Extracted data entries:
▬▬▬▬▬▬▬▬▬▬

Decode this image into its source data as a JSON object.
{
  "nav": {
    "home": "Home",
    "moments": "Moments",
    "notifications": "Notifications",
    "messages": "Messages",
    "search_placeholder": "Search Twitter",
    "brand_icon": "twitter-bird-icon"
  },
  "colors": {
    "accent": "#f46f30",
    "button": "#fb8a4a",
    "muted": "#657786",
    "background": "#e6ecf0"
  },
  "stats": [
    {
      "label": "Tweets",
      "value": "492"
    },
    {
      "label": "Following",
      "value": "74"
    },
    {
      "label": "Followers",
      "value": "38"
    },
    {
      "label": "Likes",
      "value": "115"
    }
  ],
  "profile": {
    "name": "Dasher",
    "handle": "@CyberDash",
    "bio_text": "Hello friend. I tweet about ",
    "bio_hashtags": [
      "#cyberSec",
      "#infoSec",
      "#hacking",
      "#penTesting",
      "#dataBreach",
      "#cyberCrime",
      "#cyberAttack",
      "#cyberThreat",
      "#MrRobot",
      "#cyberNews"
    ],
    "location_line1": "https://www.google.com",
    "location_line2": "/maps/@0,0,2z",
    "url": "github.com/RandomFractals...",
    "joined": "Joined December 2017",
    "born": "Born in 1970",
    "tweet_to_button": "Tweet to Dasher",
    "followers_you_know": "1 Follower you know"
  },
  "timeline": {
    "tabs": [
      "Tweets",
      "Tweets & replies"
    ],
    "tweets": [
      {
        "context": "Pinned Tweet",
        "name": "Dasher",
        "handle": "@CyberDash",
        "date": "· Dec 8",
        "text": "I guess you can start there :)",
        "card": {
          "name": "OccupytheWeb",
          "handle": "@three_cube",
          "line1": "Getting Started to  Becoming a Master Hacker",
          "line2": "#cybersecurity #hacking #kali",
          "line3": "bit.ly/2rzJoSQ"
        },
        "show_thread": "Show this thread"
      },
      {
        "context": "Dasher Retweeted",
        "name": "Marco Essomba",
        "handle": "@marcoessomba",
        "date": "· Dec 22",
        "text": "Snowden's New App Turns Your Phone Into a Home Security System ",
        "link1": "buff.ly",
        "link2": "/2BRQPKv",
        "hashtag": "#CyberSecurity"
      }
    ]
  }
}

▬▬▬▬▬▬▬▬▬▬

### REQUIREMENTS
Collect each line containing the string "label".

### PROBLEM SOLUTION
      "label": "Tweets",
      "label": "Following",
      "label": "Followers",
      "label": "Likes",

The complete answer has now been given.